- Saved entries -
• • • • • • •
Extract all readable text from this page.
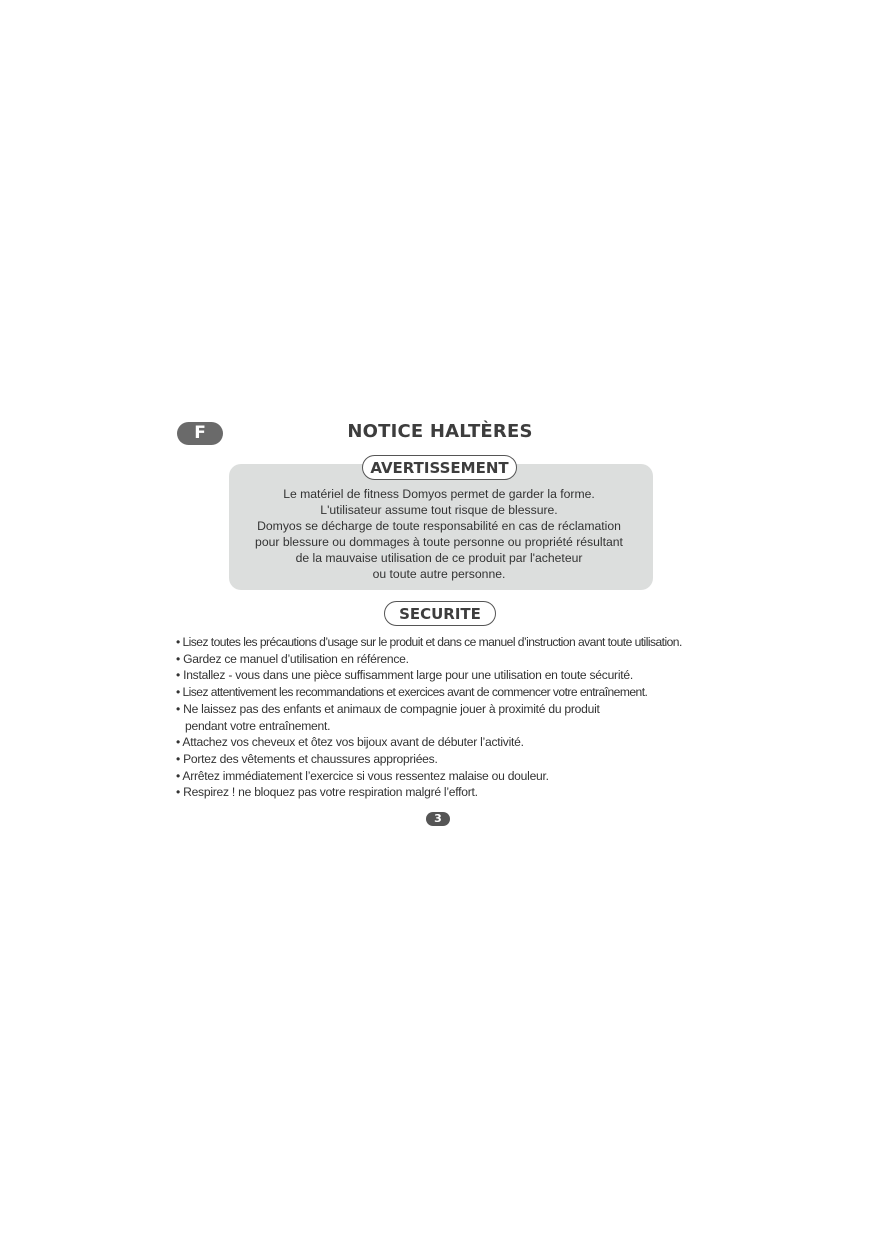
F	NOTICE HALTÈRES
AVERTISSEMENT
Le matériel de fitness Domyos permet de garder la forme.
L'utilisateur assume tout risque de blessure.
Domyos se décharge de toute responsabilité en cas de réclamation
pour blessure ou dommages à toute personne ou propriété résultant
de la mauvaise utilisation de ce produit par l'acheteur
ou toute autre personne.
SECURITE
• Lisez toutes les précautions d’usage sur le produit et dans ce manuel d’instruction avant toute utilisation.
• Gardez ce manuel d’utilisation en référence.
• Installez - vous dans une pièce suffisamment large pour une utilisation en toute sécurité.
• Lisez attentivement les recommandations et exercices avant de commencer votre entraînement.
• Ne laissez pas des enfants et animaux de compagnie jouer à proximité du produit
pendant votre entraînement.
• Attachez vos cheveux et ôtez vos bijoux avant de débuter l’activité.
• Portez des vêtements et chaussures appropriées.
• Arrêtez immédiatement l’exercice si vous ressentez malaise ou douleur.
• Respirez ! ne bloquez pas votre respiration malgré l’effort.
3
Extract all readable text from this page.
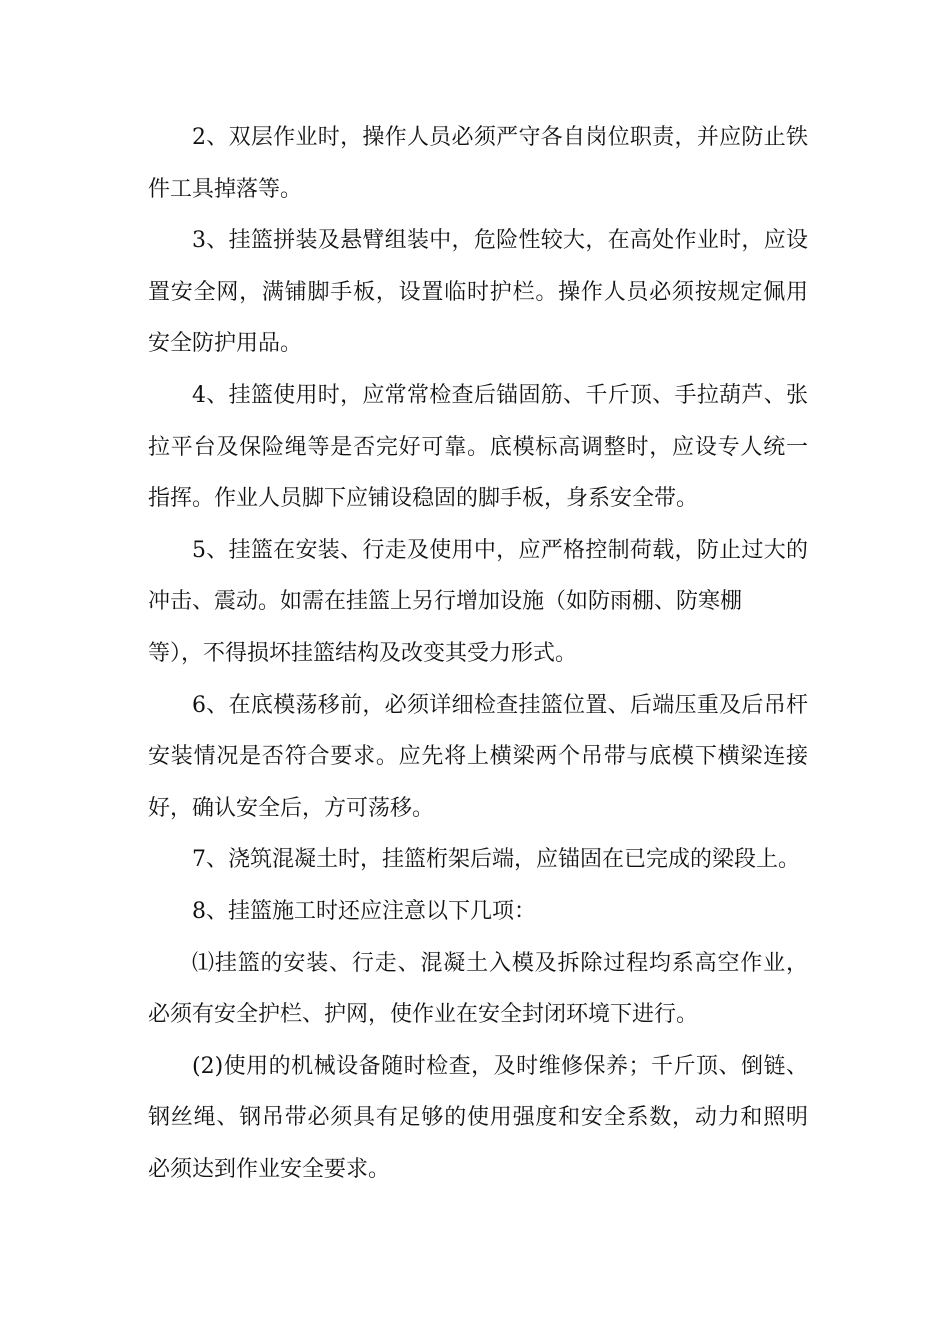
2、双层作业时，操作人员必须严守各自岗位职责，并应防止铁
件工具掉落等。
3、挂篮拼装及悬臂组装中，危险性较大，在高处作业时，应设
置安全网，满铺脚手板，设置临时护栏。操作人员必须按规定佩用
安全防护用品。
4、挂篮使用时，应常常检查后锚固筋、千斤顶、手拉葫芦、张
拉平台及保险绳等是否完好可靠。底模标高调整时，应设专人统一
指挥。作业人员脚下应铺设稳固的脚手板，身系安全带。
5、挂篮在安装、行走及使用中，应严格控制荷载，防止过大的
冲击、震动。如需在挂篮上另行增加设施（如防雨棚、防寒棚
等），不得损坏挂篮结构及改变其受力形式。
6、在底模荡移前，必须详细检查挂篮位置、后端压重及后吊杆
安装情况是否符合要求。应先将上横梁两个吊带与底模下横梁连接
好，确认安全后，方可荡移。
7、浇筑混凝土时，挂篮桁架后端，应锚固在已完成的梁段上。
8、挂篮施工时还应注意以下几项：
⑴挂篮的安装、行走、混凝土入模及拆除过程均系高空作业，
必须有安全护栏、护网，使作业在安全封闭环境下进行。
(2)使用的机械设备随时检查，及时维修保养；千斤顶、倒链、
钢丝绳、钢吊带必须具有足够的使用强度和安全系数，动力和照明
必须达到作业安全要求。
• • • • • • •
- WHAT THE EXERCISE ASKS -
Leave out the pictures and repeat everything else in the records exactly.

- COMPLETE RESPONSE -
Extract all readable text from this page.
F	NOTICE HALTÈRES
AVERTISSEMENT
Le matériel de fitness Domyos permet de garder la forme.
L'utilisateur assume tout risque de blessure.
Domyos se décharge de toute responsabilité en cas de réclamation
pour blessure ou dommages à toute personne ou propriété résultant
de la mauvaise utilisation de ce produit par l'acheteur
ou toute autre personne.
SECURITE
• Lisez toutes les précautions d’usage sur le produit et dans ce manuel d’instruction avant toute utilisation.
• Gardez ce manuel d’utilisation en référence.
• Installez - vous dans une pièce suffisamment large pour une utilisation en toute sécurité.
• Lisez attentivement les recommandations et exercices avant de commencer votre entraînement.
• Ne laissez pas des enfants et animaux de compagnie jouer à proximité du produit
pendant votre entraînement.
• Attachez vos cheveux et ôtez vos bijoux avant de débuter l’activité.
• Portez des vêtements et chaussures appropriées.
• Arrêtez immédiatement l’exercice si vous ressentez malaise ou douleur.
• Respirez ! ne bloquez pas votre respiration malgré l’effort.
3
Extract all readable text from this page.
2、双层作业时，操作人员必须严守各自岗位职责，并应防止铁
件工具掉落等。
3、挂篮拼装及悬臂组装中，危险性较大，在高处作业时，应设
置安全网，满铺脚手板，设置临时护栏。操作人员必须按规定佩用
安全防护用品。
4、挂篮使用时，应常常检查后锚固筋、千斤顶、手拉葫芦、张
拉平台及保险绳等是否完好可靠。底模标高调整时，应设专人统一
指挥。作业人员脚下应铺设稳固的脚手板，身系安全带。
5、挂篮在安装、行走及使用中，应严格控制荷载，防止过大的
冲击、震动。如需在挂篮上另行增加设施（如防雨棚、防寒棚
等），不得损坏挂篮结构及改变其受力形式。
6、在底模荡移前，必须详细检查挂篮位置、后端压重及后吊杆
安装情况是否符合要求。应先将上横梁两个吊带与底模下横梁连接
好，确认安全后，方可荡移。
7、浇筑混凝土时，挂篮桁架后端，应锚固在已完成的梁段上。
8、挂篮施工时还应注意以下几项：
⑴挂篮的安装、行走、混凝土入模及拆除过程均系高空作业，
必须有安全护栏、护网，使作业在安全封闭环境下进行。
(2)使用的机械设备随时检查，及时维修保养；千斤顶、倒链、
钢丝绳、钢吊带必须具有足够的使用强度和安全系数，动力和照明
必须达到作业安全要求。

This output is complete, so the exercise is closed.